━━ Data Latihan

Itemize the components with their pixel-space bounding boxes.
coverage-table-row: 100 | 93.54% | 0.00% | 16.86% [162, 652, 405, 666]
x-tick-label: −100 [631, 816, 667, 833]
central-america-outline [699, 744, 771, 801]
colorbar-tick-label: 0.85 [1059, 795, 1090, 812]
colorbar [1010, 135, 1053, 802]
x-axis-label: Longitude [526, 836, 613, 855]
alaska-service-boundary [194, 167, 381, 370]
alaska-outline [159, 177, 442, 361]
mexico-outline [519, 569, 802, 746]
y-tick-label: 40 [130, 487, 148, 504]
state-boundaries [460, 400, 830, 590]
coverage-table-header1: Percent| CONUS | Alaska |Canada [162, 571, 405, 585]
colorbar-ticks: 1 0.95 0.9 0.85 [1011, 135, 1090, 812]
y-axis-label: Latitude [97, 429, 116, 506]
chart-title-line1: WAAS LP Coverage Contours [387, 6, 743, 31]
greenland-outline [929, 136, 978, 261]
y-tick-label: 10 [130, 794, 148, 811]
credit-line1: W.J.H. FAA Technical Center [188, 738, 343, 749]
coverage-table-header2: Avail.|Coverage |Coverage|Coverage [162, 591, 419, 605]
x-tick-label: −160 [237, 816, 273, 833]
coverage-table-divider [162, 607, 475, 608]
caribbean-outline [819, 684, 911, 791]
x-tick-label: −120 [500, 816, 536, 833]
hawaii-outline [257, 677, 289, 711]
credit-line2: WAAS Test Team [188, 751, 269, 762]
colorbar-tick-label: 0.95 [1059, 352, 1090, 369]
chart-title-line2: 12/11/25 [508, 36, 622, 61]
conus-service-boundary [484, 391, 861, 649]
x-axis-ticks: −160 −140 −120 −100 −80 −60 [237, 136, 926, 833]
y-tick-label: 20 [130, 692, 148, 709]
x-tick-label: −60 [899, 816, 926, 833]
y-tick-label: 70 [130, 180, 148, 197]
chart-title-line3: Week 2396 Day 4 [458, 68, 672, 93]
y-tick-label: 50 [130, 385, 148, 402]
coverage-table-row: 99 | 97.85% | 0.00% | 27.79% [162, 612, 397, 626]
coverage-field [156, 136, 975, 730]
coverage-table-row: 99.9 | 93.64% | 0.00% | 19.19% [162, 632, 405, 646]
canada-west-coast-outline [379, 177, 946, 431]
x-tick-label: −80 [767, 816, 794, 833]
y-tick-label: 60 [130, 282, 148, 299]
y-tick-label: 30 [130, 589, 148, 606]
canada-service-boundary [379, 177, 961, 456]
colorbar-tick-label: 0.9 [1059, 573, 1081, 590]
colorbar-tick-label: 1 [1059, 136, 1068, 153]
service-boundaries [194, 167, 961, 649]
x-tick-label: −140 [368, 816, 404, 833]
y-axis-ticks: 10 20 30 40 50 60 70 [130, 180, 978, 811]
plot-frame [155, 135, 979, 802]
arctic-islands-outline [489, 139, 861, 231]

━━━━

Petunjuk Tugas:
Tulis ulang semua baris data di atas persis seperti aslinya, tanpa mengubah satu karakter pun.

Penyelesaian Soal:
Itemize the components with their pixel-space bounding boxes.
coverage-table-row: 100 | 93.54% | 0.00% | 16.86% [162, 652, 405, 666]
x-tick-label: −100 [631, 816, 667, 833]
central-america-outline [699, 744, 771, 801]
colorbar-tick-label: 0.85 [1059, 795, 1090, 812]
colorbar [1010, 135, 1053, 802]
x-axis-label: Longitude [526, 836, 613, 855]
alaska-service-boundary [194, 167, 381, 370]
alaska-outline [159, 177, 442, 361]
mexico-outline [519, 569, 802, 746]
y-tick-label: 40 [130, 487, 148, 504]
state-boundaries [460, 400, 830, 590]
coverage-table-header1: Percent| CONUS | Alaska |Canada [162, 571, 405, 585]
colorbar-ticks: 1 0.95 0.9 0.85 [1011, 135, 1090, 812]
y-axis-label: Latitude [97, 429, 116, 506]
chart-title-line1: WAAS LP Coverage Contours [387, 6, 743, 31]
greenland-outline [929, 136, 978, 261]
y-tick-label: 10 [130, 794, 148, 811]
credit-line1: W.J.H. FAA Technical Center [188, 738, 343, 749]
coverage-table-header2: Avail.|Coverage |Coverage|Coverage [162, 591, 419, 605]
x-tick-label: −160 [237, 816, 273, 833]
coverage-table-divider [162, 607, 475, 608]
caribbean-outline [819, 684, 911, 791]
x-tick-label: −120 [500, 816, 536, 833]
hawaii-outline [257, 677, 289, 711]
credit-line2: WAAS Test Team [188, 751, 269, 762]
colorbar-tick-label: 0.95 [1059, 352, 1090, 369]
chart-title-line2: 12/11/25 [508, 36, 622, 61]
conus-service-boundary [484, 391, 861, 649]
x-axis-ticks: −160 −140 −120 −100 −80 −60 [237, 136, 926, 833]
y-tick-label: 20 [130, 692, 148, 709]
x-tick-label: −60 [899, 816, 926, 833]
y-tick-label: 70 [130, 180, 148, 197]
chart-title-line3: Week 2396 Day 4 [458, 68, 672, 93]
y-tick-label: 50 [130, 385, 148, 402]
coverage-table-row: 99 | 97.85% | 0.00% | 27.79% [162, 612, 397, 626]
coverage-field [156, 136, 975, 730]
coverage-table-row: 99.9 | 93.64% | 0.00% | 19.19% [162, 632, 405, 646]
canada-west-coast-outline [379, 177, 946, 431]
x-tick-label: −80 [767, 816, 794, 833]
y-tick-label: 60 [130, 282, 148, 299]
y-tick-label: 30 [130, 589, 148, 606]
canada-service-boundary [379, 177, 961, 456]
colorbar-tick-label: 0.9 [1059, 573, 1081, 590]
colorbar-tick-label: 1 [1059, 136, 1068, 153]
service-boundaries [194, 167, 961, 649]
x-tick-label: −140 [368, 816, 404, 833]
y-axis-ticks: 10 20 30 40 50 60 70 [130, 180, 978, 811]
plot-frame [155, 135, 979, 802]
arctic-islands-outline [489, 139, 861, 231]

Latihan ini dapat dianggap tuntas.